[start of RECORDS FOR THIS TASK]
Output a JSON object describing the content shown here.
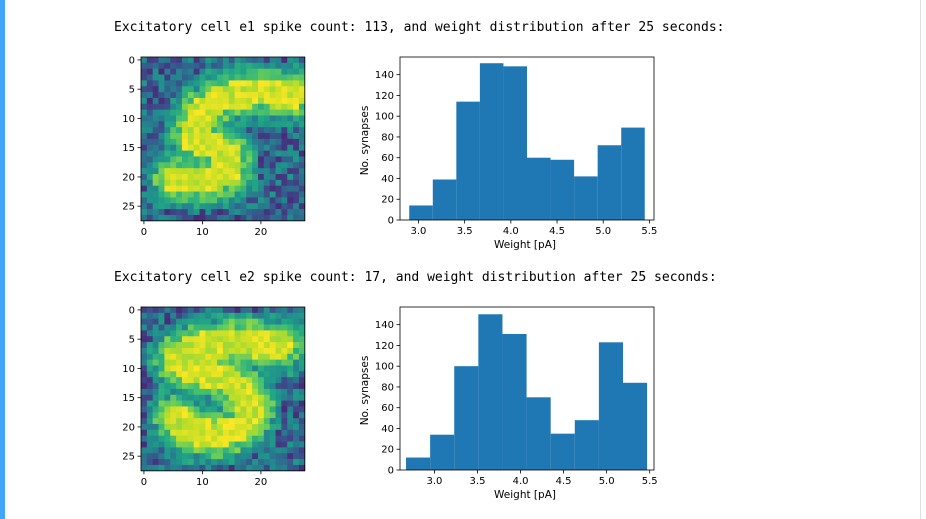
{
  "output_cells": [
    {
      "heading": "Excitatory cell e1 spike count: 113, and weight distribution after 25 seconds:",
      "image_plot": {
        "y_ticks": [
          "0",
          "5",
          "10",
          "15",
          "20",
          "25"
        ],
        "x_ticks": [
          "0",
          "10",
          "20"
        ],
        "colormap": "viridis",
        "image_rows": 28,
        "image_cols": 28,
        "depicted_digit": "5"
      },
      "chart_data": {
        "type": "bar",
        "title": "",
        "xlabel": "Weight [pA]",
        "ylabel": "No. synapses",
        "xlim": [
          2.8,
          5.55
        ],
        "ylim": [
          0,
          157
        ],
        "x_ticks": [
          "3.0",
          "3.5",
          "4.0",
          "4.5",
          "5.0",
          "5.5"
        ],
        "y_ticks": [
          "0",
          "20",
          "40",
          "60",
          "80",
          "100",
          "120",
          "140"
        ],
        "bin_edges": [
          2.9,
          3.155,
          3.41,
          3.665,
          3.92,
          4.175,
          4.43,
          4.685,
          4.94,
          5.195,
          5.45
        ],
        "values": [
          14,
          39,
          114,
          151,
          148,
          60,
          58,
          42,
          72,
          89
        ],
        "bar_color": "#1f77b4"
      }
    },
    {
      "heading": "Excitatory cell e2 spike count: 17, and weight distribution after 25 seconds:",
      "image_plot": {
        "y_ticks": [
          "0",
          "5",
          "10",
          "15",
          "20",
          "25"
        ],
        "x_ticks": [
          "0",
          "10",
          "20"
        ],
        "colormap": "viridis",
        "image_rows": 28,
        "image_cols": 28,
        "depicted_digit": "5"
      },
      "chart_data": {
        "type": "bar",
        "title": "",
        "xlabel": "Weight [pA]",
        "ylabel": "No. synapses",
        "xlim": [
          2.6,
          5.55
        ],
        "ylim": [
          0,
          157
        ],
        "x_ticks": [
          "3.0",
          "3.5",
          "4.0",
          "4.5",
          "5.0",
          "5.5"
        ],
        "y_ticks": [
          "0",
          "20",
          "40",
          "60",
          "80",
          "100",
          "120",
          "140"
        ],
        "bin_edges": [
          2.67,
          2.95,
          3.23,
          3.51,
          3.79,
          4.07,
          4.35,
          4.63,
          4.91,
          5.19,
          5.47
        ],
        "values": [
          12,
          34,
          100,
          150,
          131,
          70,
          35,
          48,
          123,
          84
        ],
        "bar_color": "#1f77b4"
      }
    }
  ]
}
[end of RECORDS FOR THIS TASK]
- [WHAT YOU WILL DO]: Copy out the data above exactly, except the pictures.

- [EXERCISE RESPONSE]:
Output a JSON object describing the content shown here.
{
  "output_cells": [
    {
      "heading": "Excitatory cell e1 spike count: 113, and weight distribution after 25 seconds:",
      "image_plot": {
        "y_ticks": [
          "0",
          "5",
          "10",
          "15",
          "20",
          "25"
        ],
        "x_ticks": [
          "0",
          "10",
          "20"
        ],
        "colormap": "viridis",
        "image_rows": 28,
        "image_cols": 28,
        "depicted_digit": "5"
      },
      "chart_data": {
        "type": "bar",
        "title": "",
        "xlabel": "Weight [pA]",
        "ylabel": "No. synapses",
        "xlim": [
          2.8,
          5.55
        ],
        "ylim": [
          0,
          157
        ],
        "x_ticks": [
          "3.0",
          "3.5",
          "4.0",
          "4.5",
          "5.0",
          "5.5"
        ],
        "y_ticks": [
          "0",
          "20",
          "40",
          "60",
          "80",
          "100",
          "120",
          "140"
        ],
        "bin_edges": [
          2.9,
          3.155,
          3.41,
          3.665,
          3.92,
          4.175,
          4.43,
          4.685,
          4.94,
          5.195,
          5.45
        ],
        "values": [
          14,
          39,
          114,
          151,
          148,
          60,
          58,
          42,
          72,
          89
        ],
        "bar_color": "#1f77b4"
      }
    },
    {
      "heading": "Excitatory cell e2 spike count: 17, and weight distribution after 25 seconds:",
      "image_plot": {
        "y_ticks": [
          "0",
          "5",
          "10",
          "15",
          "20",
          "25"
        ],
        "x_ticks": [
          "0",
          "10",
          "20"
        ],
        "colormap": "viridis",
        "image_rows": 28,
        "image_cols": 28,
        "depicted_digit": "5"
      },
      "chart_data": {
        "type": "bar",
        "title": "",
        "xlabel": "Weight [pA]",
        "ylabel": "No. synapses",
        "xlim": [
          2.6,
          5.55
        ],
        "ylim": [
          0,
          157
        ],
        "x_ticks": [
          "3.0",
          "3.5",
          "4.0",
          "4.5",
          "5.0",
          "5.5"
        ],
        "y_ticks": [
          "0",
          "20",
          "40",
          "60",
          "80",
          "100",
          "120",
          "140"
        ],
        "bin_edges": [
          2.67,
          2.95,
          3.23,
          3.51,
          3.79,
          4.07,
          4.35,
          4.63,
          4.91,
          5.19,
          5.47
        ],
        "values": [
          12,
          34,
          100,
          150,
          131,
          70,
          35,
          48,
          123,
          84
        ],
        "bar_color": "#1f77b4"
      }
    }
  ]
}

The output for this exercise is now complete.